**Task:** Look through the lines below and extract each one that contains "name".

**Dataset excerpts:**
* BEGIN *

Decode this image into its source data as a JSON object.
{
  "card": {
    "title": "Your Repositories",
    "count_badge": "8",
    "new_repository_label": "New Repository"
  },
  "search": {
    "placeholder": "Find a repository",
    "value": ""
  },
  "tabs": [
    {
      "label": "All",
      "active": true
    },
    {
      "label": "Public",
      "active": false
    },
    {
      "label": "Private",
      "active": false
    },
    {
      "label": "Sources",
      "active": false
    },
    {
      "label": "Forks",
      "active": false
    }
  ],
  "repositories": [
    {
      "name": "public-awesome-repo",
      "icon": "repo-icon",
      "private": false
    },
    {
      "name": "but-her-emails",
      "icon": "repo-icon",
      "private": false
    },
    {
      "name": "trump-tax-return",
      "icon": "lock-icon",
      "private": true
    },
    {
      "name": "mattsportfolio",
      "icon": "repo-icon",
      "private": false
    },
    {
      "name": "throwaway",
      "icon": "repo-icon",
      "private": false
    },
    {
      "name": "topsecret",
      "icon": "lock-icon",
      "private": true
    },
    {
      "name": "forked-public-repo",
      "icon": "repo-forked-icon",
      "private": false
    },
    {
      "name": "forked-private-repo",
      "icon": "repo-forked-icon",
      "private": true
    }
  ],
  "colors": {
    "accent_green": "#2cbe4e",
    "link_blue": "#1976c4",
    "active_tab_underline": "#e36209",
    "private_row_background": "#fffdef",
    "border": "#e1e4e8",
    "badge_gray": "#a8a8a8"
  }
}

* END *

**Answer below:**
      "name": "public-awesome-repo",
      "name": "but-her-emails",
      "name": "trump-tax-return",
      "name": "mattsportfolio",
      "name": "throwaway",
      "name": "topsecret",
      "name": "forked-public-repo",
      "name": "forked-private-repo",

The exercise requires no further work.